**Information supplied:**
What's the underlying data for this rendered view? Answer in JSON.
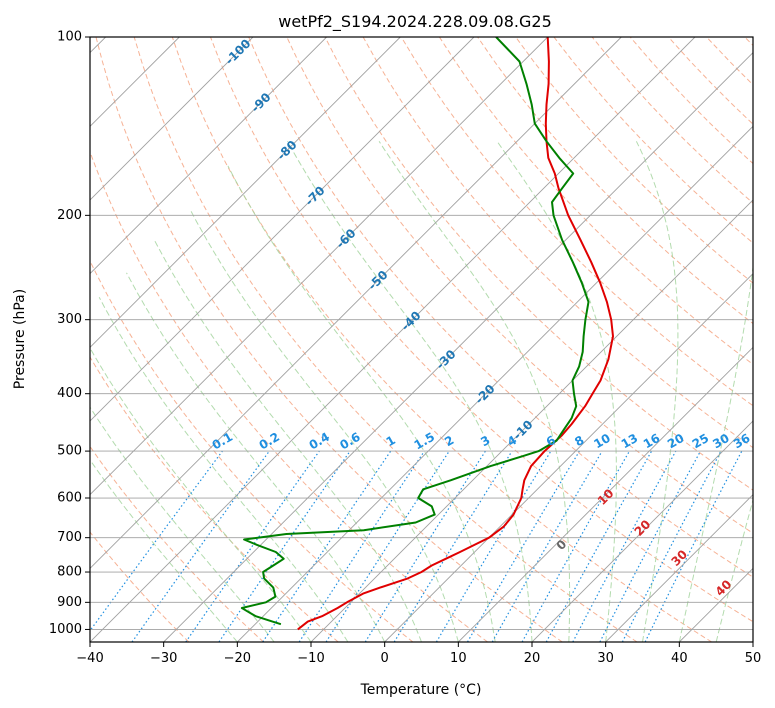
{
  "chart_data": {
    "type": "line",
    "chart_kind": "skew-t log-p sounding",
    "title": "wetPf2_S194.2024.228.09.08.G25",
    "xlabel": "Temperature (°C)",
    "ylabel": "Pressure (hPa)",
    "xlim": [
      -40,
      50
    ],
    "ylim": [
      1050,
      100
    ],
    "y_scale": "log",
    "grid": true,
    "x_ticks": [
      -40,
      -30,
      -20,
      -10,
      0,
      10,
      20,
      30,
      40,
      50
    ],
    "y_ticks": [
      100,
      200,
      300,
      400,
      500,
      600,
      700,
      800,
      900,
      1000
    ],
    "colors": {
      "temperature": "#e00000",
      "dewpoint": "#008000",
      "isotherm": "#a0a0a0",
      "dry_adiabat": "#f4a582",
      "moist_adiabat": "#a6d5a0",
      "mixing_ratio": "#1f8fe0",
      "isotherm_label": "#1f77b4",
      "adiabat_label": "#d62728"
    },
    "isotherm_labels": [
      "-100",
      "-90",
      "-80",
      "-70",
      "-60",
      "-50",
      "-40",
      "-30",
      "-20",
      "-10"
    ],
    "isotherm_label_values": [
      -100,
      -90,
      -80,
      -70,
      -60,
      -50,
      -40,
      -30,
      -20,
      -10
    ],
    "mixing_ratio_labels": [
      "0.1",
      "0.2",
      "0.4",
      "0.6",
      "1",
      "1.5",
      "2",
      "3",
      "4",
      "6",
      "8",
      "10",
      "13",
      "16",
      "20",
      "25",
      "30",
      "36"
    ],
    "mixing_ratio_values": [
      0.1,
      0.2,
      0.4,
      0.6,
      1,
      1.5,
      2,
      3,
      4,
      6,
      8,
      10,
      13,
      16,
      20,
      25,
      30,
      36
    ],
    "moist_adiabat_labels": [
      "0",
      "10",
      "20",
      "30",
      "40"
    ],
    "moist_adiabat_values": [
      0,
      10,
      20,
      30,
      40
    ],
    "series": [
      {
        "key": "temperature",
        "points": [
          [
            1000,
            -13.5
          ],
          [
            970,
            -13.2
          ],
          [
            950,
            -12.0
          ],
          [
            920,
            -11.0
          ],
          [
            900,
            -10.5
          ],
          [
            870,
            -9.5
          ],
          [
            850,
            -8.0
          ],
          [
            820,
            -5.5
          ],
          [
            800,
            -4.5
          ],
          [
            780,
            -4.0
          ],
          [
            760,
            -3.0
          ],
          [
            740,
            -2.0
          ],
          [
            720,
            -1.0
          ],
          [
            700,
            0.0
          ],
          [
            670,
            0.5
          ],
          [
            640,
            0.2
          ],
          [
            600,
            -1.0
          ],
          [
            580,
            -2.0
          ],
          [
            560,
            -3.0
          ],
          [
            530,
            -4.0
          ],
          [
            500,
            -4.2
          ],
          [
            470,
            -4.0
          ],
          [
            450,
            -4.2
          ],
          [
            420,
            -4.8
          ],
          [
            400,
            -5.5
          ],
          [
            380,
            -6.2
          ],
          [
            350,
            -8.0
          ],
          [
            320,
            -10.5
          ],
          [
            300,
            -13.0
          ],
          [
            280,
            -16.0
          ],
          [
            260,
            -19.5
          ],
          [
            240,
            -23.5
          ],
          [
            220,
            -28.0
          ],
          [
            200,
            -33.0
          ],
          [
            180,
            -38.0
          ],
          [
            170,
            -40.5
          ],
          [
            160,
            -43.5
          ],
          [
            150,
            -46.0
          ],
          [
            140,
            -48.5
          ],
          [
            130,
            -51.0
          ],
          [
            120,
            -53.5
          ],
          [
            110,
            -56.5
          ],
          [
            100,
            -60.0
          ]
        ]
      },
      {
        "key": "dewpoint",
        "points": [
          [
            980,
            -16.5
          ],
          [
            970,
            -18.0
          ],
          [
            950,
            -21.0
          ],
          [
            930,
            -23.0
          ],
          [
            920,
            -24.0
          ],
          [
            900,
            -21.5
          ],
          [
            880,
            -21.0
          ],
          [
            850,
            -22.5
          ],
          [
            820,
            -25.0
          ],
          [
            800,
            -26.0
          ],
          [
            780,
            -25.5
          ],
          [
            760,
            -25.0
          ],
          [
            740,
            -27.0
          ],
          [
            720,
            -30.5
          ],
          [
            705,
            -33.0
          ],
          [
            690,
            -28.0
          ],
          [
            680,
            -18.0
          ],
          [
            660,
            -12.0
          ],
          [
            640,
            -10.5
          ],
          [
            620,
            -12.0
          ],
          [
            600,
            -15.0
          ],
          [
            580,
            -15.5
          ],
          [
            560,
            -13.0
          ],
          [
            530,
            -9.5
          ],
          [
            510,
            -6.5
          ],
          [
            500,
            -5.0
          ],
          [
            480,
            -4.0
          ],
          [
            460,
            -4.5
          ],
          [
            440,
            -5.0
          ],
          [
            420,
            -6.0
          ],
          [
            400,
            -8.0
          ],
          [
            380,
            -10.0
          ],
          [
            360,
            -11.0
          ],
          [
            340,
            -12.5
          ],
          [
            320,
            -14.5
          ],
          [
            300,
            -16.5
          ],
          [
            280,
            -18.5
          ],
          [
            260,
            -22.0
          ],
          [
            240,
            -26.0
          ],
          [
            220,
            -30.5
          ],
          [
            200,
            -35.0
          ],
          [
            190,
            -37.0
          ],
          [
            180,
            -37.5
          ],
          [
            170,
            -38.0
          ],
          [
            160,
            -42.0
          ],
          [
            150,
            -46.0
          ],
          [
            140,
            -50.0
          ],
          [
            130,
            -53.0
          ],
          [
            120,
            -56.5
          ],
          [
            110,
            -60.5
          ],
          [
            100,
            -67.0
          ]
        ]
      }
    ]
  }
}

**Direction:**
Make an exact copy of the records above, with the pictures left out.

**Written answer:**
What's the underlying data for this rendered view? Answer in JSON.
{
  "chart_data": {
    "type": "line",
    "chart_kind": "skew-t log-p sounding",
    "title": "wetPf2_S194.2024.228.09.08.G25",
    "xlabel": "Temperature (°C)",
    "ylabel": "Pressure (hPa)",
    "xlim": [
      -40,
      50
    ],
    "ylim": [
      1050,
      100
    ],
    "y_scale": "log",
    "grid": true,
    "x_ticks": [
      -40,
      -30,
      -20,
      -10,
      0,
      10,
      20,
      30,
      40,
      50
    ],
    "y_ticks": [
      100,
      200,
      300,
      400,
      500,
      600,
      700,
      800,
      900,
      1000
    ],
    "colors": {
      "temperature": "#e00000",
      "dewpoint": "#008000",
      "isotherm": "#a0a0a0",
      "dry_adiabat": "#f4a582",
      "moist_adiabat": "#a6d5a0",
      "mixing_ratio": "#1f8fe0",
      "isotherm_label": "#1f77b4",
      "adiabat_label": "#d62728"
    },
    "isotherm_labels": [
      "-100",
      "-90",
      "-80",
      "-70",
      "-60",
      "-50",
      "-40",
      "-30",
      "-20",
      "-10"
    ],
    "isotherm_label_values": [
      -100,
      -90,
      -80,
      -70,
      -60,
      -50,
      -40,
      -30,
      -20,
      -10
    ],
    "mixing_ratio_labels": [
      "0.1",
      "0.2",
      "0.4",
      "0.6",
      "1",
      "1.5",
      "2",
      "3",
      "4",
      "6",
      "8",
      "10",
      "13",
      "16",
      "20",
      "25",
      "30",
      "36"
    ],
    "mixing_ratio_values": [
      0.1,
      0.2,
      0.4,
      0.6,
      1,
      1.5,
      2,
      3,
      4,
      6,
      8,
      10,
      13,
      16,
      20,
      25,
      30,
      36
    ],
    "moist_adiabat_labels": [
      "0",
      "10",
      "20",
      "30",
      "40"
    ],
    "moist_adiabat_values": [
      0,
      10,
      20,
      30,
      40
    ],
    "series": [
      {
        "key": "temperature",
        "points": [
          [
            1000,
            -13.5
          ],
          [
            970,
            -13.2
          ],
          [
            950,
            -12.0
          ],
          [
            920,
            -11.0
          ],
          [
            900,
            -10.5
          ],
          [
            870,
            -9.5
          ],
          [
            850,
            -8.0
          ],
          [
            820,
            -5.5
          ],
          [
            800,
            -4.5
          ],
          [
            780,
            -4.0
          ],
          [
            760,
            -3.0
          ],
          [
            740,
            -2.0
          ],
          [
            720,
            -1.0
          ],
          [
            700,
            0.0
          ],
          [
            670,
            0.5
          ],
          [
            640,
            0.2
          ],
          [
            600,
            -1.0
          ],
          [
            580,
            -2.0
          ],
          [
            560,
            -3.0
          ],
          [
            530,
            -4.0
          ],
          [
            500,
            -4.2
          ],
          [
            470,
            -4.0
          ],
          [
            450,
            -4.2
          ],
          [
            420,
            -4.8
          ],
          [
            400,
            -5.5
          ],
          [
            380,
            -6.2
          ],
          [
            350,
            -8.0
          ],
          [
            320,
            -10.5
          ],
          [
            300,
            -13.0
          ],
          [
            280,
            -16.0
          ],
          [
            260,
            -19.5
          ],
          [
            240,
            -23.5
          ],
          [
            220,
            -28.0
          ],
          [
            200,
            -33.0
          ],
          [
            180,
            -38.0
          ],
          [
            170,
            -40.5
          ],
          [
            160,
            -43.5
          ],
          [
            150,
            -46.0
          ],
          [
            140,
            -48.5
          ],
          [
            130,
            -51.0
          ],
          [
            120,
            -53.5
          ],
          [
            110,
            -56.5
          ],
          [
            100,
            -60.0
          ]
        ]
      },
      {
        "key": "dewpoint",
        "points": [
          [
            980,
            -16.5
          ],
          [
            970,
            -18.0
          ],
          [
            950,
            -21.0
          ],
          [
            930,
            -23.0
          ],
          [
            920,
            -24.0
          ],
          [
            900,
            -21.5
          ],
          [
            880,
            -21.0
          ],
          [
            850,
            -22.5
          ],
          [
            820,
            -25.0
          ],
          [
            800,
            -26.0
          ],
          [
            780,
            -25.5
          ],
          [
            760,
            -25.0
          ],
          [
            740,
            -27.0
          ],
          [
            720,
            -30.5
          ],
          [
            705,
            -33.0
          ],
          [
            690,
            -28.0
          ],
          [
            680,
            -18.0
          ],
          [
            660,
            -12.0
          ],
          [
            640,
            -10.5
          ],
          [
            620,
            -12.0
          ],
          [
            600,
            -15.0
          ],
          [
            580,
            -15.5
          ],
          [
            560,
            -13.0
          ],
          [
            530,
            -9.5
          ],
          [
            510,
            -6.5
          ],
          [
            500,
            -5.0
          ],
          [
            480,
            -4.0
          ],
          [
            460,
            -4.5
          ],
          [
            440,
            -5.0
          ],
          [
            420,
            -6.0
          ],
          [
            400,
            -8.0
          ],
          [
            380,
            -10.0
          ],
          [
            360,
            -11.0
          ],
          [
            340,
            -12.5
          ],
          [
            320,
            -14.5
          ],
          [
            300,
            -16.5
          ],
          [
            280,
            -18.5
          ],
          [
            260,
            -22.0
          ],
          [
            240,
            -26.0
          ],
          [
            220,
            -30.5
          ],
          [
            200,
            -35.0
          ],
          [
            190,
            -37.0
          ],
          [
            180,
            -37.5
          ],
          [
            170,
            -38.0
          ],
          [
            160,
            -42.0
          ],
          [
            150,
            -46.0
          ],
          [
            140,
            -50.0
          ],
          [
            130,
            -53.0
          ],
          [
            120,
            -56.5
          ],
          [
            110,
            -60.5
          ],
          [
            100,
            -67.0
          ]
        ]
      }
    ]
  }
}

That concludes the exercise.